RECORDS TO USE:

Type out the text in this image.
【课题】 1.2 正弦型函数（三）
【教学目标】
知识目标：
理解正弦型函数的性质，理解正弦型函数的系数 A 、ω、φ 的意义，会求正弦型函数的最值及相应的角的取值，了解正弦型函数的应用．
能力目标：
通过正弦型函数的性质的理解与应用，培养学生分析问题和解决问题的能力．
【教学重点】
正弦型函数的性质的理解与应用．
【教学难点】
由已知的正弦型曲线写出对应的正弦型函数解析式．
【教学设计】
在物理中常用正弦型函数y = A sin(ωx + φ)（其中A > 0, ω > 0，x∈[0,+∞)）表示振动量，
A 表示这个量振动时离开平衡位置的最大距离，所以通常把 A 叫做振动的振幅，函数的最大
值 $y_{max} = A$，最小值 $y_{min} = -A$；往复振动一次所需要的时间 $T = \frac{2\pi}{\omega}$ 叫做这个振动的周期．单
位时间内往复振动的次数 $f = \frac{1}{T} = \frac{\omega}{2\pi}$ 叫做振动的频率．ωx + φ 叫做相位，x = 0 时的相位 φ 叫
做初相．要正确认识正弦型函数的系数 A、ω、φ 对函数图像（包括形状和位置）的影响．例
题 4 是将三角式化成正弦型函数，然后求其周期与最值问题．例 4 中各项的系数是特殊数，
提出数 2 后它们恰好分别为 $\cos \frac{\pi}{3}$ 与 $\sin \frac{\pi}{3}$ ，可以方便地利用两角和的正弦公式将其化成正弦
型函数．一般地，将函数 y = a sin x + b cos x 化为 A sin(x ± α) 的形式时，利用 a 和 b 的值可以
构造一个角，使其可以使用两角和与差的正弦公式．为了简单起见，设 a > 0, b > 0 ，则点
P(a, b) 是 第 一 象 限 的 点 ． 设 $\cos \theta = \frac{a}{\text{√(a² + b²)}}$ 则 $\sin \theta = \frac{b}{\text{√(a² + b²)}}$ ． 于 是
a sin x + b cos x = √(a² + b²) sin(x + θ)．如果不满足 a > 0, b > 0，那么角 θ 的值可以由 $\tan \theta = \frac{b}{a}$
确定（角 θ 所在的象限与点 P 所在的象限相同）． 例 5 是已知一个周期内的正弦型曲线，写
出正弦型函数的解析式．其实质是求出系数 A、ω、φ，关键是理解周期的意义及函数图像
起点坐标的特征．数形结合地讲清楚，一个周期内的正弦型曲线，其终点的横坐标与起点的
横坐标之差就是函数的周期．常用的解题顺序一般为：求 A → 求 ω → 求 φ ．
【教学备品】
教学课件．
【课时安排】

THE PROBLEM: The records above must be repeated exactly, every one of them.

TASK OUTPUT:
Type out the text in this image.
【课题】 1.2 正弦型函数（三）
【教学目标】
知识目标：
理解正弦型函数的性质，理解正弦型函数的系数 A 、ω、φ 的意义，会求正弦型函数的最值及相应的角的取值，了解正弦型函数的应用．
能力目标：
通过正弦型函数的性质的理解与应用，培养学生分析问题和解决问题的能力．
【教学重点】
正弦型函数的性质的理解与应用．
【教学难点】
由已知的正弦型曲线写出对应的正弦型函数解析式．
【教学设计】
在物理中常用正弦型函数y = A sin(ωx + φ)（其中A > 0, ω > 0，x∈[0,+∞)）表示振动量，
A 表示这个量振动时离开平衡位置的最大距离，所以通常把 A 叫做振动的振幅，函数的最大
值 $y_{max} = A$，最小值 $y_{min} = -A$；往复振动一次所需要的时间 $T = \frac{2\pi}{\omega}$ 叫做这个振动的周期．单
位时间内往复振动的次数 $f = \frac{1}{T} = \frac{\omega}{2\pi}$ 叫做振动的频率．ωx + φ 叫做相位，x = 0 时的相位 φ 叫
做初相．要正确认识正弦型函数的系数 A、ω、φ 对函数图像（包括形状和位置）的影响．例
题 4 是将三角式化成正弦型函数，然后求其周期与最值问题．例 4 中各项的系数是特殊数，
提出数 2 后它们恰好分别为 $\cos \frac{\pi}{3}$ 与 $\sin \frac{\pi}{3}$ ，可以方便地利用两角和的正弦公式将其化成正弦
型函数．一般地，将函数 y = a sin x + b cos x 化为 A sin(x ± α) 的形式时，利用 a 和 b 的值可以
构造一个角，使其可以使用两角和与差的正弦公式．为了简单起见，设 a > 0, b > 0 ，则点
P(a, b) 是 第 一 象 限 的 点 ． 设 $\cos \theta = \frac{a}{\text{√(a² + b²)}}$ 则 $\sin \theta = \frac{b}{\text{√(a² + b²)}}$ ． 于 是
a sin x + b cos x = √(a² + b²) sin(x + θ)．如果不满足 a > 0, b > 0，那么角 θ 的值可以由 $\tan \theta = \frac{b}{a}$
确定（角 θ 所在的象限与点 P 所在的象限相同）． 例 5 是已知一个周期内的正弦型曲线，写
出正弦型函数的解析式．其实质是求出系数 A、ω、φ，关键是理解周期的意义及函数图像
起点坐标的特征．数形结合地讲清楚，一个周期内的正弦型曲线，其终点的横坐标与起点的
横坐标之差就是函数的周期．常用的解题顺序一般为：求 A → 求 ω → 求 φ ．
【教学备品】
教学课件．
【课时安排】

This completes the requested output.